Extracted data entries
[Begin]
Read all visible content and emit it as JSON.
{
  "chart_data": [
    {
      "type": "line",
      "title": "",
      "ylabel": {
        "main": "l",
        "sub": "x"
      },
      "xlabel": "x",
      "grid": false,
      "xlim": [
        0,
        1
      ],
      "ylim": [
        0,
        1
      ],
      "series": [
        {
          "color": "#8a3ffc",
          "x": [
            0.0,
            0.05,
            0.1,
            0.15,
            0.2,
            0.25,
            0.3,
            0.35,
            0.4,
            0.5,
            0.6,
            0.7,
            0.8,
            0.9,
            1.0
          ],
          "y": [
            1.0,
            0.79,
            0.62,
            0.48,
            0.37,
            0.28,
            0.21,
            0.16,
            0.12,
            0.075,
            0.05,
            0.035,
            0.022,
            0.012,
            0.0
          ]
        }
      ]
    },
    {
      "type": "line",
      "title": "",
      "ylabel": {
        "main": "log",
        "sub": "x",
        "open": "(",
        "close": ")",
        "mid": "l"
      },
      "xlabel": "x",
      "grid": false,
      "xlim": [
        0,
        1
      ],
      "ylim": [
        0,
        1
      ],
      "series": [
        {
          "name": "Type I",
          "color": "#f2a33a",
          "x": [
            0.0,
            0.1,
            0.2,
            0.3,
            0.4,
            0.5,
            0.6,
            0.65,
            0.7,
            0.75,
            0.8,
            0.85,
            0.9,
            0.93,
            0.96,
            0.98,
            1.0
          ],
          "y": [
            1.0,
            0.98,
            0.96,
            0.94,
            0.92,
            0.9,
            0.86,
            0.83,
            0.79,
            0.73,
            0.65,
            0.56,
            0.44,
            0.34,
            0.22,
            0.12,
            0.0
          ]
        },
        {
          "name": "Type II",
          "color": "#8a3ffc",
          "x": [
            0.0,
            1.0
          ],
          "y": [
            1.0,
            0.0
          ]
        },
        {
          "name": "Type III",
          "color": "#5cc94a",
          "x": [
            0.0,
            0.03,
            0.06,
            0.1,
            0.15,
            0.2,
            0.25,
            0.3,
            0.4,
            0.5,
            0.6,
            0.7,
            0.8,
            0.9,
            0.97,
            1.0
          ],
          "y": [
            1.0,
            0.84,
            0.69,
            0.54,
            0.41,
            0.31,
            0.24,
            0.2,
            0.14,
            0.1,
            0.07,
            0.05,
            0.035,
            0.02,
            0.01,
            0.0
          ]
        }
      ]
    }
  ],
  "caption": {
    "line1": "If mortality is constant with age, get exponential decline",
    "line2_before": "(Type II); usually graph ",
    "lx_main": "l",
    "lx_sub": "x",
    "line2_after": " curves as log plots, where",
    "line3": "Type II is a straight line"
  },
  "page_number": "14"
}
[End]
▶ **Task objective**: Collect the lines of the data that carry the word "color".

▶ **Reply to the exercise**:
          "color": "#8a3ffc",
          "color": "#f2a33a",
          "color": "#8a3ffc",
          "color": "#5cc94a",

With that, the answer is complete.